THE PROBLEM | Determine how many lines include the string "vector". Output that number only.

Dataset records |

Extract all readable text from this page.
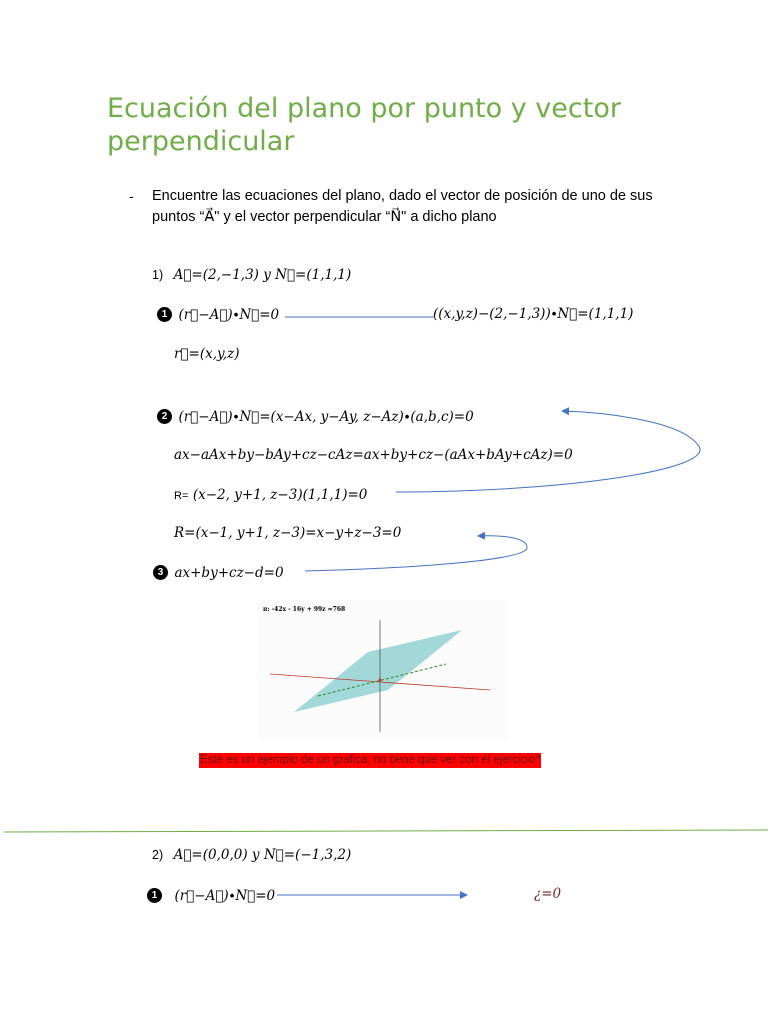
Ecuación del plano por punto y vector perpendicular
- Encuentre las ecuaciones del plano, dado el vector de posición de uno de sus puntos “A⃗" y el vector perpendicular “N⃗" a dicho plano
1) A⃗=(2,−1,3) y N⃗=(1,1,1)
1 (r⃗−A⃗)∙N⃗=0	((x,y,z)−(2,−1,3))∙N⃗=(1,1,1)
r⃗=(x,y,z)
2 (r⃗−A⃗)∙N⃗=(x−Ax, y−Ay, z−Az)∙(a,b,c)=0
ax−aAx+by−bAy+cz−cAz=ax+by+cz−(aAx+bAy+cAz)=0
R= (x−2, y+1, z−3)(1,1,1)=0
R=(x−1, y+1, z−3)=x−y+z−3=0
3 ax+by+cz−d=0
π: -42x - 16y + 99z =768
Este es un ejemplo de un grafica, no tiene que ver con el ejercicio*
2) A⃗=(0,0,0) y N⃗=(−1,3,2)
1 (r⃗−A⃗)∙N⃗=0	¿=0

RESPONSE | 2